### EXERCISE INSTRUCTIONS
What is the number of lines holding the word "negative"? Give that number alone.

Dataset excerpts:
= = =
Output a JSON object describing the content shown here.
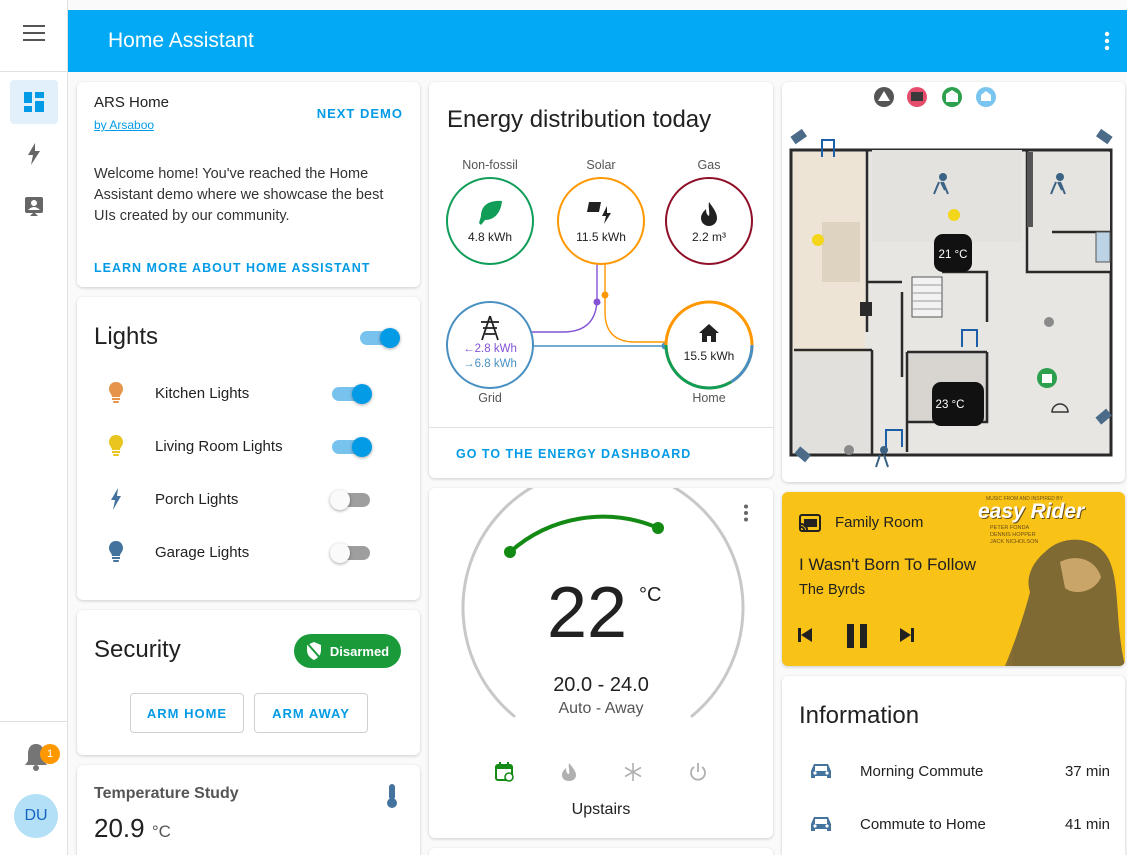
{
  "app": {
    "title": "Home Assistant"
  },
  "user": {
    "initials": "DU"
  },
  "notifications": {
    "count": "1"
  },
  "welcome": {
    "title": "ARS Home",
    "byline": "by Arsaboo",
    "next_demo": "NEXT DEMO",
    "text": "Welcome home! You've reached the Home Assistant demo where we showcase the best UIs created by our community.",
    "learn_more": "LEARN MORE ABOUT HOME ASSISTANT"
  },
  "lights": {
    "title": "Lights",
    "master_on": true,
    "items": [
      {
        "name": "Kitchen Lights",
        "on": true,
        "color": "#e6944a"
      },
      {
        "name": "Living Room Lights",
        "on": true,
        "color": "#e8c51f"
      },
      {
        "name": "Porch Lights",
        "on": false,
        "color": "#44739e"
      },
      {
        "name": "Garage Lights",
        "on": false,
        "color": "#44739e"
      }
    ]
  },
  "security": {
    "title": "Security",
    "status": "Disarmed",
    "arm_home": "ARM HOME",
    "arm_away": "ARM AWAY",
    "status_color": "#1b9a3a"
  },
  "temperature_study": {
    "title": "Temperature Study",
    "value": "20.9",
    "unit": "°C"
  },
  "energy": {
    "title": "Energy distribution today",
    "nonfossil": {
      "label": "Non-fossil",
      "value": "4.8 kWh",
      "color": "#0f9d58"
    },
    "solar": {
      "label": "Solar",
      "value": "11.5 kWh",
      "color": "#ff9800"
    },
    "gas": {
      "label": "Gas",
      "value": "2.2 m³",
      "color": "#8e0f26"
    },
    "grid": {
      "label": "Grid",
      "in": "←2.8 kWh",
      "out": "→6.8 kWh",
      "color": "#488fc2"
    },
    "home": {
      "label": "Home",
      "value": "15.5 kWh"
    },
    "return_color": "#8353d4",
    "dashboard_link": "GO TO THE ENERGY DASHBOARD"
  },
  "thermostat": {
    "temperature": "22",
    "unit": "°C",
    "range": "20.0 - 24.0",
    "mode": "Auto - Away",
    "name": "Upstairs",
    "accent": "#138a13"
  },
  "floorplan": {
    "temp_1": "21 °C",
    "temp_2": "23 °C"
  },
  "media": {
    "room": "Family Room",
    "track": "I Wasn't Born To Follow",
    "artist": "The Byrds",
    "album_art_text": "easy Rider",
    "credits_top": "MUSIC FROM AND INSPIRED BY",
    "credits": [
      "PETER FONDA",
      "DENNIS HOPPER",
      "JACK NICHOLSON"
    ],
    "bg_color": "#f9c216"
  },
  "information": {
    "title": "Information",
    "items": [
      {
        "name": "Morning Commute",
        "value": "37 min"
      },
      {
        "name": "Commute to Home",
        "value": "41 min"
      }
    ]
  }
}
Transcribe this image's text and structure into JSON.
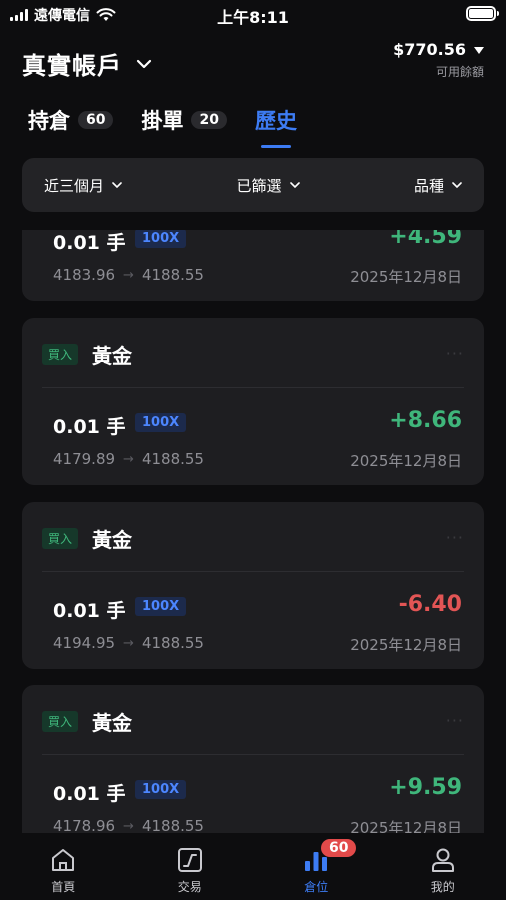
{
  "status_bar": {
    "carrier": "遠傳電信",
    "time": "上午8:11"
  },
  "header": {
    "account_title": "真實帳戶",
    "balance": "$770.56",
    "balance_label": "可用餘額"
  },
  "tabs": [
    {
      "label": "持倉",
      "count": "60"
    },
    {
      "label": "掛單",
      "count": "20"
    },
    {
      "label": "歷史",
      "count": ""
    }
  ],
  "filters": {
    "period": "近三個月",
    "filtered": "已篩選",
    "instrument": "品種"
  },
  "trades": [
    {
      "side": "",
      "symbol": "",
      "lots": "0.01 手",
      "leverage": "100X",
      "pnl": "+4.59",
      "pnl_direction": "positive",
      "open_price": "4183.96",
      "close_price": "4188.55",
      "date": "2025年12月8日"
    },
    {
      "side": "買入",
      "symbol": "黃金",
      "lots": "0.01 手",
      "leverage": "100X",
      "pnl": "+8.66",
      "pnl_direction": "positive",
      "open_price": "4179.89",
      "close_price": "4188.55",
      "date": "2025年12月8日"
    },
    {
      "side": "買入",
      "symbol": "黃金",
      "lots": "0.01 手",
      "leverage": "100X",
      "pnl": "-6.40",
      "pnl_direction": "negative",
      "open_price": "4194.95",
      "close_price": "4188.55",
      "date": "2025年12月8日"
    },
    {
      "side": "買入",
      "symbol": "黃金",
      "lots": "0.01 手",
      "leverage": "100X",
      "pnl": "+9.59",
      "pnl_direction": "positive",
      "open_price": "4178.96",
      "close_price": "4188.55",
      "date": "2025年12月8日"
    }
  ],
  "bottom_nav": [
    {
      "label": "首頁",
      "icon": "home-icon"
    },
    {
      "label": "交易",
      "icon": "chart-icon"
    },
    {
      "label": "倉位",
      "icon": "bar-chart-icon",
      "badge": "60"
    },
    {
      "label": "我的",
      "icon": "profile-icon"
    }
  ],
  "colors": {
    "accent": "#3d7cf4",
    "positive": "#3fb67b",
    "negative": "#e25555",
    "card": "#1e1e21",
    "background": "#0d0d0f"
  }
}
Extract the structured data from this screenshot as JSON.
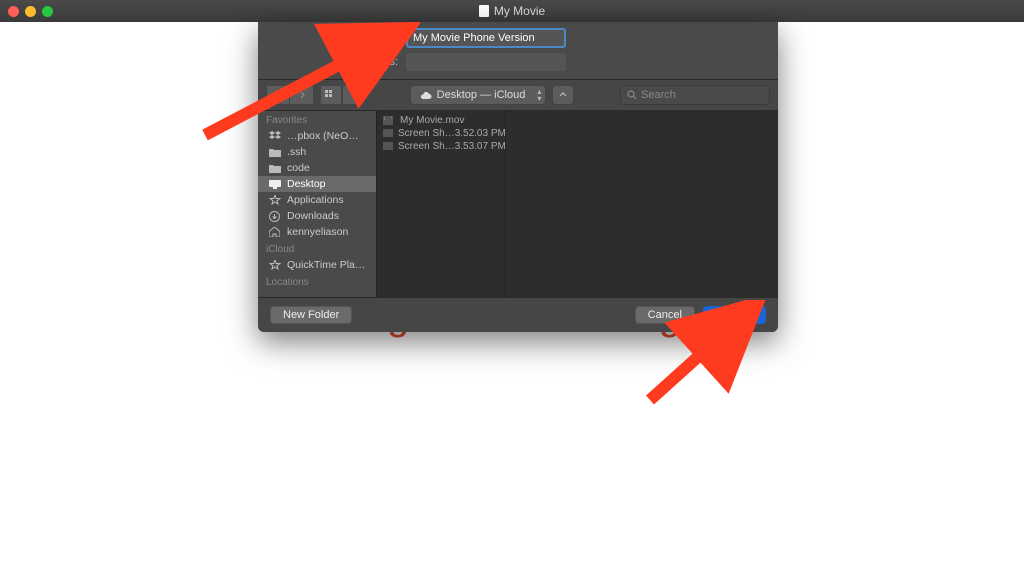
= = =
### WRITTEN REPLY
2